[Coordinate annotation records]
● ● ● ● ●

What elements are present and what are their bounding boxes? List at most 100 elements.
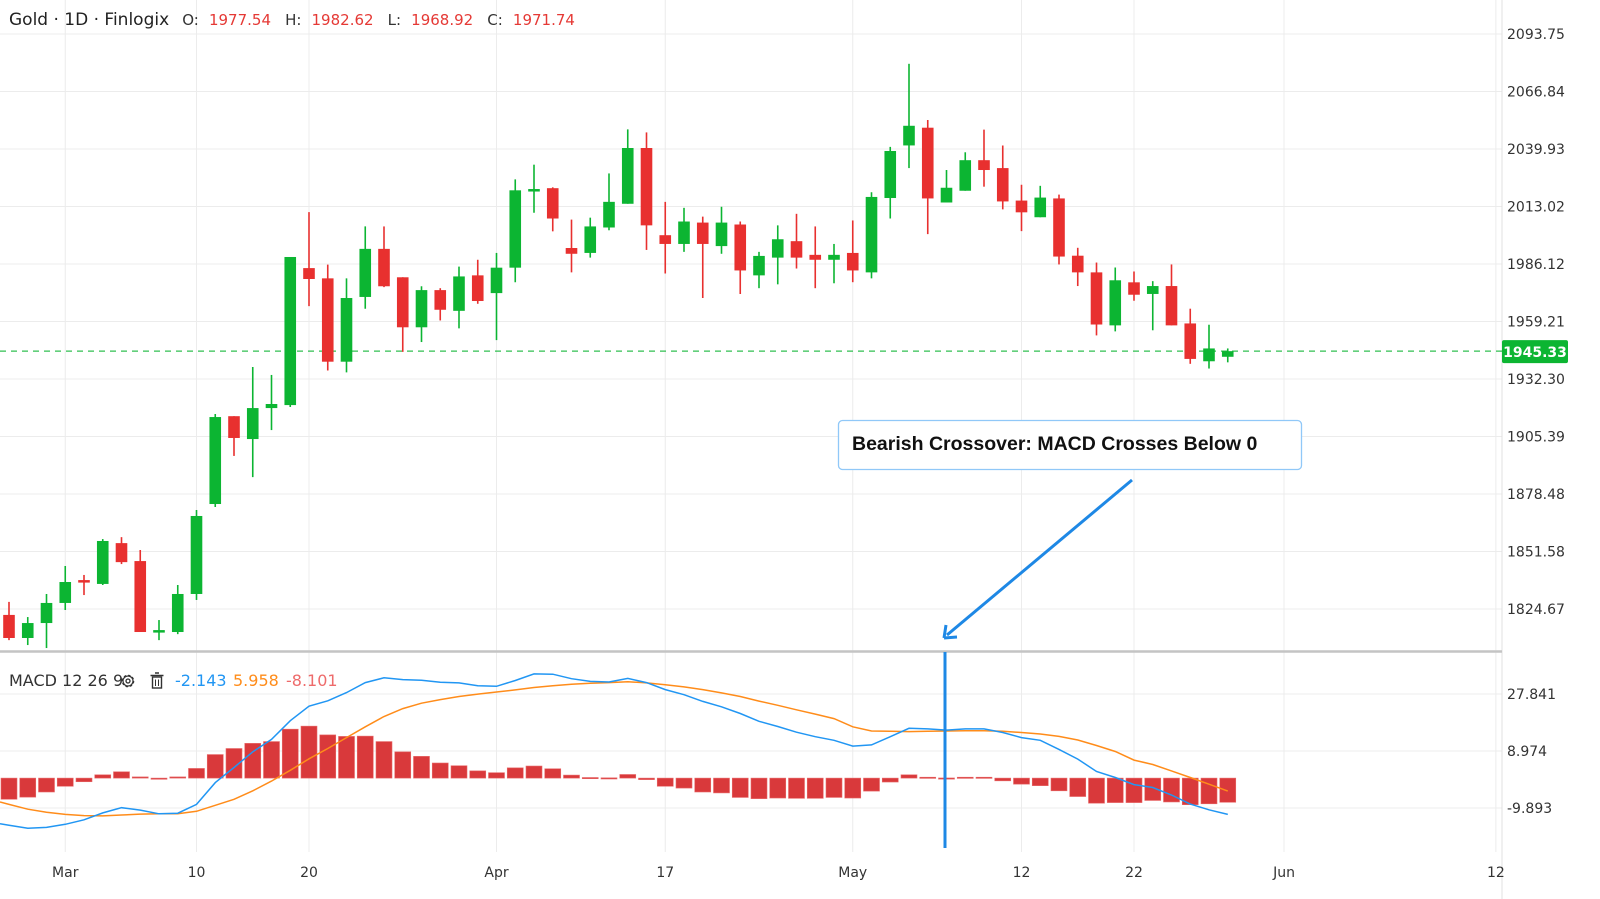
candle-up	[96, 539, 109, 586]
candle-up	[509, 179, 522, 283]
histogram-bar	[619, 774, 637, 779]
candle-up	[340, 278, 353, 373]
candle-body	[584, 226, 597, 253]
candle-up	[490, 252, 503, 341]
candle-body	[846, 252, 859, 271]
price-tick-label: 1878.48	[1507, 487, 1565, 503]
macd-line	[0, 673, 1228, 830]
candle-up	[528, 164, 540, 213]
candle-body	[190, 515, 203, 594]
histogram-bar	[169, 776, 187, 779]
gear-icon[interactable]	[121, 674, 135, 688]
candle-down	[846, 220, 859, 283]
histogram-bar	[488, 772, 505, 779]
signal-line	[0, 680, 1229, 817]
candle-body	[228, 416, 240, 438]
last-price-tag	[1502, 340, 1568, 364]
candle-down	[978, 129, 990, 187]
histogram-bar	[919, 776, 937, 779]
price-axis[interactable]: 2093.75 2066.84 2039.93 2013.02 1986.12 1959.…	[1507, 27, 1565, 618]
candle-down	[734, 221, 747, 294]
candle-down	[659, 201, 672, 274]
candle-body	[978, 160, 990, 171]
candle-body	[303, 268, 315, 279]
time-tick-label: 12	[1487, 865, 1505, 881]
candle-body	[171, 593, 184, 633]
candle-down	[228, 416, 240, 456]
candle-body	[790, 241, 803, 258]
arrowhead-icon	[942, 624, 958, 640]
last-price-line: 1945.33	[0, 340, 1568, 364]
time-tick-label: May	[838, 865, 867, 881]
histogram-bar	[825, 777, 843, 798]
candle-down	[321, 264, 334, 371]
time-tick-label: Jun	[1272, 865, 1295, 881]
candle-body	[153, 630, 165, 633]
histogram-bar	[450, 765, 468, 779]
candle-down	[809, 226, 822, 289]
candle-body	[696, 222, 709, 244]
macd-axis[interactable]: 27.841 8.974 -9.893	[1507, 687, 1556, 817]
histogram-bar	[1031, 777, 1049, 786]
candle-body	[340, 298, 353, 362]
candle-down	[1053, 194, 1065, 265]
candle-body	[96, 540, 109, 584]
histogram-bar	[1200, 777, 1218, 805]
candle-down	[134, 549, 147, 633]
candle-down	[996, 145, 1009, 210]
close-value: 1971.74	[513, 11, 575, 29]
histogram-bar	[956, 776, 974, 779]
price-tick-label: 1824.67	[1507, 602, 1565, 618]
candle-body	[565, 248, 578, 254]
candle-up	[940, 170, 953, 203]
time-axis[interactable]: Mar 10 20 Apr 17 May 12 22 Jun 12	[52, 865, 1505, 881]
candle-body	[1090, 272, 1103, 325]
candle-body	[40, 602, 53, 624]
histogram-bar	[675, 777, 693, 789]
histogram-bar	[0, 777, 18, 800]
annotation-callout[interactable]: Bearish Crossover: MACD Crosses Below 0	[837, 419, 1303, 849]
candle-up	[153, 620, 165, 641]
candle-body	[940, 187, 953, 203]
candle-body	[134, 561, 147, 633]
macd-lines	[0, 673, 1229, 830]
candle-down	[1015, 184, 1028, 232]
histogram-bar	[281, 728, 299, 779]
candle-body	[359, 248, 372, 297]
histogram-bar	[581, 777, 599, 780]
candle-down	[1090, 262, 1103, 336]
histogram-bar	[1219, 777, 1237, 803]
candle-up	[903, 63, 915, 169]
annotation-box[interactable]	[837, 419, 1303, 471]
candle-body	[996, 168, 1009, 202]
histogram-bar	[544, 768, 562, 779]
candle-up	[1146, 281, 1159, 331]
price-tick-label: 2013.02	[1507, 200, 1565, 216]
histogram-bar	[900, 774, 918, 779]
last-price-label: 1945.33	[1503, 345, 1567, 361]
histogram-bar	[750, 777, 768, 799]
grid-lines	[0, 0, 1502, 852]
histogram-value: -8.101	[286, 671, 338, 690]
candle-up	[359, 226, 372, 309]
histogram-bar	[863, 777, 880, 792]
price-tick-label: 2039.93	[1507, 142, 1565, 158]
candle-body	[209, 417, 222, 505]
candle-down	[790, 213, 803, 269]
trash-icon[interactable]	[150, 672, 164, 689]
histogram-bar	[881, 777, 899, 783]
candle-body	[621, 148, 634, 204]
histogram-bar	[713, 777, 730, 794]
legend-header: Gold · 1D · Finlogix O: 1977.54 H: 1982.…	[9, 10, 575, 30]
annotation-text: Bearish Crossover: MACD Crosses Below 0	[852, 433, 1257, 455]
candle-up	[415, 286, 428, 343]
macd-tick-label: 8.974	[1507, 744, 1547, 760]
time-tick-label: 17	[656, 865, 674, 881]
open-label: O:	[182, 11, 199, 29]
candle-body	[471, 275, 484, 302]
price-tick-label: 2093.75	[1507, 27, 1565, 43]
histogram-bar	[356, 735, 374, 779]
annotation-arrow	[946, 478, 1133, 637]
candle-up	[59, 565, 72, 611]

● ● ● ● ●

Change "candle-up" to "rising-candle" in the part of the listing that opens with the line containing "539, 109, 586]" and closes with the line containing "164, 540, 213]". Give back only those lines, with everything else left unchanged.

rising-candle	[96, 539, 109, 586]
rising-candle	[509, 179, 522, 283]
histogram-bar	[619, 774, 637, 779]
rising-candle	[340, 278, 353, 373]
candle-body	[584, 226, 597, 253]
rising-candle	[490, 252, 503, 341]
candle-body	[846, 252, 859, 271]
price-tick-label: 1878.48	[1507, 487, 1565, 503]
macd-line	[0, 673, 1228, 830]
rising-candle	[528, 164, 540, 213]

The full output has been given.